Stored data
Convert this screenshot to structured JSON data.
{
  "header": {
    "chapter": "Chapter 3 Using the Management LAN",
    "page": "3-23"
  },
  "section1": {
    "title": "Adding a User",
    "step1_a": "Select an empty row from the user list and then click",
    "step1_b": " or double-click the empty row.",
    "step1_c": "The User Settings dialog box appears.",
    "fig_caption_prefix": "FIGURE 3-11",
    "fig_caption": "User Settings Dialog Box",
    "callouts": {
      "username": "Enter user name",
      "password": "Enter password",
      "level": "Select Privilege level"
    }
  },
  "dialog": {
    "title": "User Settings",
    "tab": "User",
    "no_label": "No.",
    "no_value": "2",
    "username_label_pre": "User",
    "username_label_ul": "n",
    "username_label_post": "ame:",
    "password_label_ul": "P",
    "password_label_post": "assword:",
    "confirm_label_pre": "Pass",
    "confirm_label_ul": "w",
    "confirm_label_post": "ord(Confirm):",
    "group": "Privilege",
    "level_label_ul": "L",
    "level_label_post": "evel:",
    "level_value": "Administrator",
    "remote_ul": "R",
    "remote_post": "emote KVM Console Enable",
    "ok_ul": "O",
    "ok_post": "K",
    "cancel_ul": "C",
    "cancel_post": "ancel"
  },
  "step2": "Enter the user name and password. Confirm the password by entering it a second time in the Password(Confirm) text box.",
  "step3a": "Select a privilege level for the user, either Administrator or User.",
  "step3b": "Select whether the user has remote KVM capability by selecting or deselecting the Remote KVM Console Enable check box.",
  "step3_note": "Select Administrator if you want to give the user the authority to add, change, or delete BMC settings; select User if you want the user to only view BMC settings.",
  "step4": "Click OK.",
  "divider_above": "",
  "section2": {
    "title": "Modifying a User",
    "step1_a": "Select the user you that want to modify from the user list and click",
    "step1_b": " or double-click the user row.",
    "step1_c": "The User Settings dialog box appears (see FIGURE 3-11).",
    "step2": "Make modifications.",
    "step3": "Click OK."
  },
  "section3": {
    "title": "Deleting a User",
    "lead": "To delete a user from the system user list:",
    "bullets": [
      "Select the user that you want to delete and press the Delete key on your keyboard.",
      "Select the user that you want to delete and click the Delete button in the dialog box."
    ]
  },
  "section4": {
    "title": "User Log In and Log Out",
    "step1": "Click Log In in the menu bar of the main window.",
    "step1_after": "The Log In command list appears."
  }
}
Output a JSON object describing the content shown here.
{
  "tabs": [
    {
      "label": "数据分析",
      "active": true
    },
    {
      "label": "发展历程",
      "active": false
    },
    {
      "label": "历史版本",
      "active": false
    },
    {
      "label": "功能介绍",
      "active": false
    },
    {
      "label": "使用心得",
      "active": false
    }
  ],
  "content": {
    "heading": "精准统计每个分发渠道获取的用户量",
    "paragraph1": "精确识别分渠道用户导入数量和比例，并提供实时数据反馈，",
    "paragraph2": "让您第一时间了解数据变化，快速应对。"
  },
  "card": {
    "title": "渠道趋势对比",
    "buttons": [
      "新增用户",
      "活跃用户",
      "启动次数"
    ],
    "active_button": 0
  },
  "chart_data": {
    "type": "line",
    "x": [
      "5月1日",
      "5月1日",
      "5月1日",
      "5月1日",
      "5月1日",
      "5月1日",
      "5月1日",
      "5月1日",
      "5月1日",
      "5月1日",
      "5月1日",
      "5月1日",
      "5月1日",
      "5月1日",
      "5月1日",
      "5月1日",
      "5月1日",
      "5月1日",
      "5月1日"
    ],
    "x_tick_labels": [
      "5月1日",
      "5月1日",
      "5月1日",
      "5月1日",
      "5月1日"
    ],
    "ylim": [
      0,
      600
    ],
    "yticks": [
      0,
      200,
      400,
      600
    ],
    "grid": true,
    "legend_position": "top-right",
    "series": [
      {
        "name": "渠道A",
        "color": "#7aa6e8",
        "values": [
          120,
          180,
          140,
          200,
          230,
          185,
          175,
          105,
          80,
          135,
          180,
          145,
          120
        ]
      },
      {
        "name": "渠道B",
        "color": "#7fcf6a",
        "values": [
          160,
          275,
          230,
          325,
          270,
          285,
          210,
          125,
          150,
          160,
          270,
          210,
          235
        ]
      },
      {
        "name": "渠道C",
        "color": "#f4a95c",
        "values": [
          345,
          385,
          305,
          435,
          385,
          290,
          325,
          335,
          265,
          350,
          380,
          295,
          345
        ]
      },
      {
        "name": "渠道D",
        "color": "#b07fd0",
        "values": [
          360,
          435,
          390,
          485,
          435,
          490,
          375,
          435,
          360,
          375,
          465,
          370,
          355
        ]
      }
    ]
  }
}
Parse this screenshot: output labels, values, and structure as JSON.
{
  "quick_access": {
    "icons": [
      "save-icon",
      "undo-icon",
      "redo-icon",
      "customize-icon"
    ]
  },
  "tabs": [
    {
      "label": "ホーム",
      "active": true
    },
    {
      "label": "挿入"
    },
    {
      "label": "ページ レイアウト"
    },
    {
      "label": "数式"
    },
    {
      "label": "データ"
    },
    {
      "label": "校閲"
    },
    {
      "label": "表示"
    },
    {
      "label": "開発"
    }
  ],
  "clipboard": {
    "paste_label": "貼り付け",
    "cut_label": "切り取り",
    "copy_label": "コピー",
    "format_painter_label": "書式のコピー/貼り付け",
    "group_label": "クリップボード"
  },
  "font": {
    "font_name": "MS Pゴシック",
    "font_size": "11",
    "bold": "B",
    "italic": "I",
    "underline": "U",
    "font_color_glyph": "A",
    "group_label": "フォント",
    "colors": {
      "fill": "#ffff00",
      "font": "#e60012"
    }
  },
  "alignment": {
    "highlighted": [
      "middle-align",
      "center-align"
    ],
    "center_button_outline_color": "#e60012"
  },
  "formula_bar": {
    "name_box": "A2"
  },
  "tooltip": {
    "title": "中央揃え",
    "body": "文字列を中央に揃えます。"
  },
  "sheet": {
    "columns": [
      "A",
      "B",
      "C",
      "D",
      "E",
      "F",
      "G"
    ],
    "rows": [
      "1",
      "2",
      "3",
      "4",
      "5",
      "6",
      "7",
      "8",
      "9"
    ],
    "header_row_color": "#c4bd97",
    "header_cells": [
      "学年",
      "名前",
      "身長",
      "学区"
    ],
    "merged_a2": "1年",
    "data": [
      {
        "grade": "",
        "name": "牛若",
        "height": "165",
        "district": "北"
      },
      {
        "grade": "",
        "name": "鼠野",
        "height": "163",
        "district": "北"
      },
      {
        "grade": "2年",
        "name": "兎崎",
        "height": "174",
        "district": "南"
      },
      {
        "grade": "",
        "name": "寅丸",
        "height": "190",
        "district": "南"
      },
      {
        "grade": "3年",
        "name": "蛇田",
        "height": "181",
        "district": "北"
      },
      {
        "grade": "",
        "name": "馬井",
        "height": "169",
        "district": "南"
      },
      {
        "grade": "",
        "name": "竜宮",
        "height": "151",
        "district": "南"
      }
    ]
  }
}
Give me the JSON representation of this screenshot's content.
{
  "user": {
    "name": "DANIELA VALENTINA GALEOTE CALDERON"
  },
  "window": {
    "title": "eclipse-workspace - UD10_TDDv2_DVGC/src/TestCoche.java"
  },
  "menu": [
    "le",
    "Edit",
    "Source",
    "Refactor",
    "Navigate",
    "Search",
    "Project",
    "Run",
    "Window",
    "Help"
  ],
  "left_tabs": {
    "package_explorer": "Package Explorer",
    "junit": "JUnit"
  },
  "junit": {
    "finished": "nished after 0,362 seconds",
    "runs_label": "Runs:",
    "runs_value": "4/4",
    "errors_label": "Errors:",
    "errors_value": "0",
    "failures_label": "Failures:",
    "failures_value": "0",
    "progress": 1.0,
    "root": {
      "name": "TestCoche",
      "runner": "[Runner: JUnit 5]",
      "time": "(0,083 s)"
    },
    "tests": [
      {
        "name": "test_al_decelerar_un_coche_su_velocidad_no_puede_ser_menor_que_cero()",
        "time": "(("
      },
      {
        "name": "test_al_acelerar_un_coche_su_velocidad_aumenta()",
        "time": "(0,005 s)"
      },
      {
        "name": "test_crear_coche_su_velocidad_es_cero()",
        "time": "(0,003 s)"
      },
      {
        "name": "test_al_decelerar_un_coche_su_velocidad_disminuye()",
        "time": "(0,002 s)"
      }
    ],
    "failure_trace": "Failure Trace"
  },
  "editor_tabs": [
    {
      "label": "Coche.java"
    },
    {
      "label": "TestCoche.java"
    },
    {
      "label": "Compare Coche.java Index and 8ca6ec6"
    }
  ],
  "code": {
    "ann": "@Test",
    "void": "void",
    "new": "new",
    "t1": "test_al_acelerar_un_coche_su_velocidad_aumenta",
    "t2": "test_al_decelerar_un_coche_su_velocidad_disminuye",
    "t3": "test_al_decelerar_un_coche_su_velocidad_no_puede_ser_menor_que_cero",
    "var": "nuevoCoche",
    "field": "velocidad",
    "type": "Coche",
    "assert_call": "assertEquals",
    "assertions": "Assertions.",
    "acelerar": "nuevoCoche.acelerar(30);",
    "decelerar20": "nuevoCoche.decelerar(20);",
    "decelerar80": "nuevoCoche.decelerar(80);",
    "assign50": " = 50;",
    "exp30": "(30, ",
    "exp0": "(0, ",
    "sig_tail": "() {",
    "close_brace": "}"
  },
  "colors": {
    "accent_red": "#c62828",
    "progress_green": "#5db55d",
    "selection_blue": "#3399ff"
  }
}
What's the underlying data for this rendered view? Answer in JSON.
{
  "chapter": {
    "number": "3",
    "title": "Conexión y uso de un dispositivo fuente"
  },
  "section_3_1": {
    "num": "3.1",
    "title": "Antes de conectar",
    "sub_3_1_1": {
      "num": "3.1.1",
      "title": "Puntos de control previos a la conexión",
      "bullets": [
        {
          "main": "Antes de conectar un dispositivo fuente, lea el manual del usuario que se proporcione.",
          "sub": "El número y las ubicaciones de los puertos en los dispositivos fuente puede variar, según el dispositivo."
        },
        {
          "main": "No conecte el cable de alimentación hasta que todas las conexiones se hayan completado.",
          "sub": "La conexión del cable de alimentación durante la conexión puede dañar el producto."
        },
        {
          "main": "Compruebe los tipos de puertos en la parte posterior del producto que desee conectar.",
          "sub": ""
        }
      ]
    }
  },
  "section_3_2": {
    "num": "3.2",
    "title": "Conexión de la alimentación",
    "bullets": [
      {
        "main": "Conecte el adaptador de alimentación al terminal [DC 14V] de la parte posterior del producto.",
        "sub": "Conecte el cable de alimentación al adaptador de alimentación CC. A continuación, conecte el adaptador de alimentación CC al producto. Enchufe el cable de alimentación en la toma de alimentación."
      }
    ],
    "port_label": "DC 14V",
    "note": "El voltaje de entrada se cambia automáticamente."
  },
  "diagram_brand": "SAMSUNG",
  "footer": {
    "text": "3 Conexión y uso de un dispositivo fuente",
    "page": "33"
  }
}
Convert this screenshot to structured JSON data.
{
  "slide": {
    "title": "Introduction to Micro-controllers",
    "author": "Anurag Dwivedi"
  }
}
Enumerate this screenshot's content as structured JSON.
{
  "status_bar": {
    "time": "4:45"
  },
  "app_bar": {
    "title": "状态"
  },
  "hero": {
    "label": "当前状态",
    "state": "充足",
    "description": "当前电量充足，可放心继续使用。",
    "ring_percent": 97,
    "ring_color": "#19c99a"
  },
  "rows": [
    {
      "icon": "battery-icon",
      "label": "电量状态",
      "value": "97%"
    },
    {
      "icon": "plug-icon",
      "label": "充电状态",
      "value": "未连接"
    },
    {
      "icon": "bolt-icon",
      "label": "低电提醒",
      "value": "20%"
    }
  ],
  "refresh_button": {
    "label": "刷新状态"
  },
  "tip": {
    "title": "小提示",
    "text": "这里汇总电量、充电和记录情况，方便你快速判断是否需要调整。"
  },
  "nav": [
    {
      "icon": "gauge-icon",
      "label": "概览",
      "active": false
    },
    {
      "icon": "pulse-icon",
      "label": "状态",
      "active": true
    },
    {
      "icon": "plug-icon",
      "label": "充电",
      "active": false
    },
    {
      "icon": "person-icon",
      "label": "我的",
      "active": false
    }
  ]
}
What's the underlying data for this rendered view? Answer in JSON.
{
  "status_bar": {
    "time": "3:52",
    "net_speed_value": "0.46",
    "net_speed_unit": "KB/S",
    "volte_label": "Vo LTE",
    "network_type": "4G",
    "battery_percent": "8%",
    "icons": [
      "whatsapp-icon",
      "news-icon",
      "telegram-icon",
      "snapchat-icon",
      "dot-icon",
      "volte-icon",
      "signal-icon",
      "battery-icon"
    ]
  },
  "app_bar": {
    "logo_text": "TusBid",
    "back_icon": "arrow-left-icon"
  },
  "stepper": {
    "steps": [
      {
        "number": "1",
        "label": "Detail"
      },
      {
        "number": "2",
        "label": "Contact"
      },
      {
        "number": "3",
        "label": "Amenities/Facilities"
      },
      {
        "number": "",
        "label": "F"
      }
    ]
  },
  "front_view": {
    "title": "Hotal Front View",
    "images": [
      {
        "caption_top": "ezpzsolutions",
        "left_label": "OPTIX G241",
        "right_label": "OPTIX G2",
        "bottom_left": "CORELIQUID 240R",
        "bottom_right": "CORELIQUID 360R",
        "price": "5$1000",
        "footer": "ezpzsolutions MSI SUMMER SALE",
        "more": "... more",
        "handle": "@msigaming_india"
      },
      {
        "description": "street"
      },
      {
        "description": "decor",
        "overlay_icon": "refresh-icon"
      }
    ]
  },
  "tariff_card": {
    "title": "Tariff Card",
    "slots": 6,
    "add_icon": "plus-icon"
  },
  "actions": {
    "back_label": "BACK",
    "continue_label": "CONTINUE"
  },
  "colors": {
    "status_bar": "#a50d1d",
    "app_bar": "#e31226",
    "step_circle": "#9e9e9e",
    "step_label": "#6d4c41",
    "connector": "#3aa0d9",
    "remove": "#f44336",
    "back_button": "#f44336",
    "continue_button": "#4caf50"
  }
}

* **What this task involves**:
Search the listing for the string "nuevoCoche". Copy each line where it turns up.

* **Result of this exercise**:
    "var": "nuevoCoche",
    "acelerar": "nuevoCoche.acelerar(30);",
    "decelerar20": "nuevoCoche.decelerar(20);",
    "decelerar80": "nuevoCoche.decelerar(80);",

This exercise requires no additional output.